What to do: From the excerpt below on Apache Phoenix tables, set down word for word the passage starting at "CREATE TABLE FOO (k" and ending at "this feature here.".

A Phoenix table may be altered through the ALTER TABLE command. When a SQL statement is run which references a table, Phoenix will by default check with the server to ensure it has the most up to date table metadata and statistics. This RPC may not be necessary when you know in advance that the structure of a table may never change. The UPDATE_CACHE_FREQUENCY property was added in Phoenix 4.7 to allow the user to declare how often the server will be checked for meta data updates (for example, the addition or removal of a table column or the updates of table statistics). Possible values are ALWAYS (the default), NEVER, and a millisecond numeric value. An ALWAYS value will cause the client to check with the server each time a statement is executed that references a table (or once per commit for an UPSERT VALUES statement). A millisecond value indicates how long the client will hold on to its cached version of the metadata before checking back with the server for updates.

For example, the following DDL command would create table FOO and declare that a client should only check for updates to the table or its statistics every 15 minutes:

CREATE TABLE FOO (k BIGINT PRIMARY KEY, v VARCHAR) UPDATE_CACHE_FREQUENCY=900000;

Views

Phoenix supports updatable views on top of tables with the unique feature leveraging the schemaless capabilities of HBase of being able to add columns to them. All views all share the same underlying physical HBase table and may even be indexed independently. For more read here.

Multi-tenancy

Built on top of view support, Phoenix also supports multi-tenancy. Just as with views, a multi-tenant view may add columns which are defined solely for that user.

Schema at Read-time

Another schema-related feature allows columns to be defined dynamically at query time. This is useful in situations where you don’t know in advance all of the columns at create time. You’ll find more details on this feature here.

Mapping to an Existing HBase Table

Apache Phoenix supports mapping to an existing HBase table through the CREATE TABLE and CREATE VIEW DDL statements. In both cases, the HBase metadata is left as-is, except for with CREATE TABLE the KEEP_DELETED_CELLS option is enabled to allow for flashback queries to work correctly. For CREATE TABLE, any HBase metadata (table, column families) that doesn’t already exist will be created. Note that the table and column family names are case sensitive, with Phoenix upper-casing all names. To make a name case sensitive in the DDL statement, surround it with double quotes as shown below:

CREATE VIEW “MyTable” (“a”.ID VARCHAR PRIMARY KEY)

Provided data:

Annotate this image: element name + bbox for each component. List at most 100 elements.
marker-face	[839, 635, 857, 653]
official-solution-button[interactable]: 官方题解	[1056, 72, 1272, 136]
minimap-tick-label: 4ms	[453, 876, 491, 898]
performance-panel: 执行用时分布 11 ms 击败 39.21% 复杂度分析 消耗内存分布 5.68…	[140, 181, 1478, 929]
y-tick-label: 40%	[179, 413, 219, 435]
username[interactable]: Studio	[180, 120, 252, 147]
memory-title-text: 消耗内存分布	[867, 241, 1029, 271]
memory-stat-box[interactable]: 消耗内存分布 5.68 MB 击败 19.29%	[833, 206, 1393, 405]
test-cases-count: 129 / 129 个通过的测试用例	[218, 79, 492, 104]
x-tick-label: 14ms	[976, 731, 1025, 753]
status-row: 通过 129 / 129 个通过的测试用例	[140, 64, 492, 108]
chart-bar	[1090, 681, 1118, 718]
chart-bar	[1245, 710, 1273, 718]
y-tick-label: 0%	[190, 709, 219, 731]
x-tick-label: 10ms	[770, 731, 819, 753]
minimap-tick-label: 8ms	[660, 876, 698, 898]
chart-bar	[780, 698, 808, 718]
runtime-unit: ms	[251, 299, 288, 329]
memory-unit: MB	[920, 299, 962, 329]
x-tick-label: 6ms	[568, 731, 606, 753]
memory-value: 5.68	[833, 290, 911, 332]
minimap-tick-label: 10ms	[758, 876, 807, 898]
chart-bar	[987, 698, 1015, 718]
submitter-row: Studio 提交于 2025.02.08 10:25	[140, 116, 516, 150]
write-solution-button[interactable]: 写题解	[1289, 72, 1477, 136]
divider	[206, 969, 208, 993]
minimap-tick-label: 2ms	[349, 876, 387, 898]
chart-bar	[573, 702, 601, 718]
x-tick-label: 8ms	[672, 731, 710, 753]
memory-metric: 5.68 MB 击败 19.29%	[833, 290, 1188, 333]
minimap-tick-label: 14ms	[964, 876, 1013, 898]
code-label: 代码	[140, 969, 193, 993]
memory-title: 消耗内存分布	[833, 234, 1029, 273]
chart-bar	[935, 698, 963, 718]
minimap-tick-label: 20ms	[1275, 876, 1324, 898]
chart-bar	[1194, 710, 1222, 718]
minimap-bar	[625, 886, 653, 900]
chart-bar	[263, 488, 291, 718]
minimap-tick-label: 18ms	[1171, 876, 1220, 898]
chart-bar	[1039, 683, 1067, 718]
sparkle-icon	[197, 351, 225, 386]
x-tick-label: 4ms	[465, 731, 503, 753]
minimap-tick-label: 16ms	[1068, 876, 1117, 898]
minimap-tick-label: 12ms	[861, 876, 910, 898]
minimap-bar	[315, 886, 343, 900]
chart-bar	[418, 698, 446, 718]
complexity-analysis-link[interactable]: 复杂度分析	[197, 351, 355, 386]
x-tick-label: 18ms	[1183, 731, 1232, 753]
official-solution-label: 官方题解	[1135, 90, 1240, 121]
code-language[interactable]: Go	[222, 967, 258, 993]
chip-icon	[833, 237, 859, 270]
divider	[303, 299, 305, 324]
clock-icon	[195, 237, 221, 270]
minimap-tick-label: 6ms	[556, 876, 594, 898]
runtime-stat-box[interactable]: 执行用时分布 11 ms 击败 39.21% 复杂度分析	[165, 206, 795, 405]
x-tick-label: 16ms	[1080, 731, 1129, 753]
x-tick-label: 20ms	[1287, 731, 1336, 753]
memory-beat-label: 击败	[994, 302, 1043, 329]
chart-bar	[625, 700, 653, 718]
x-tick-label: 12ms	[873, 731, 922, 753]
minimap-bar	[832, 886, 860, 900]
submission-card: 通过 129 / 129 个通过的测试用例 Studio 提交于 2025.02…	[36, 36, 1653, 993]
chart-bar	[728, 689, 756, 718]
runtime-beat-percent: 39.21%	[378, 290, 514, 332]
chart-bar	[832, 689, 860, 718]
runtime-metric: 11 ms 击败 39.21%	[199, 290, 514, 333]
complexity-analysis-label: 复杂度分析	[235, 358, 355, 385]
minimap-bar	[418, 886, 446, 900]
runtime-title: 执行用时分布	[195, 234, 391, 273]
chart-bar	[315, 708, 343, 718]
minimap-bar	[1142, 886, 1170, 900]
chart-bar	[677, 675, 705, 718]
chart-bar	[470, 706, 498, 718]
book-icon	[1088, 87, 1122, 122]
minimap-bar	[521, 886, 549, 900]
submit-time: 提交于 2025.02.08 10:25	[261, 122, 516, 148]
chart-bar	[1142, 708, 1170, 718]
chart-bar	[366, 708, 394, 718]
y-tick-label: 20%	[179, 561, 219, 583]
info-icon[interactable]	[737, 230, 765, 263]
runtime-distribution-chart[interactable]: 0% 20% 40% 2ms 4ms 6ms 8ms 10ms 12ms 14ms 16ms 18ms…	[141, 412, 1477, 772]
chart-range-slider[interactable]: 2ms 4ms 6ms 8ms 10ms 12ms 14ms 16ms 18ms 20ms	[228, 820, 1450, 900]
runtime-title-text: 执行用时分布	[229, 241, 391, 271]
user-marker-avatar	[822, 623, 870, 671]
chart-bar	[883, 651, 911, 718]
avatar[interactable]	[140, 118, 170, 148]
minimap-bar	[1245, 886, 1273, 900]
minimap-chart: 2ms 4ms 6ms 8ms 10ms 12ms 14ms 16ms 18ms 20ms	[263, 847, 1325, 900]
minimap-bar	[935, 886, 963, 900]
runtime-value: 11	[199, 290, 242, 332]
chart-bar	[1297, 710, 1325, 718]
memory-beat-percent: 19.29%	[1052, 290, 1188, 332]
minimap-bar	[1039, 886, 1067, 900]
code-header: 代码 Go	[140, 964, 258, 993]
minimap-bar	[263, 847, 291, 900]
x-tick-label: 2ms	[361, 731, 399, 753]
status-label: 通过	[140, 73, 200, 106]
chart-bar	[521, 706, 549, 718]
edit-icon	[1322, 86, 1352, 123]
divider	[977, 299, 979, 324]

Solution to the exercise:
CREATE TABLE FOO (k BIGINT PRIMARY KEY, v VARCHAR) UPDATE_CACHE_FREQUENCY=900000;

Views

Phoenix supports updatable views on top of tables with the unique feature leveraging the schemaless capabilities of HBase of being able to add columns to them. All views all share the same underlying physical HBase table and may even be indexed independently. For more read here.

Multi-tenancy

Built on top of view support, Phoenix also supports multi-tenancy. Just as with views, a multi-tenant view may add columns which are defined solely for that user.

Schema at Read-time

Another schema-related feature allows columns to be defined dynamically at query time. This is useful in situations where you don’t know in advance all of the columns at create time. You’ll find more details on this feature here.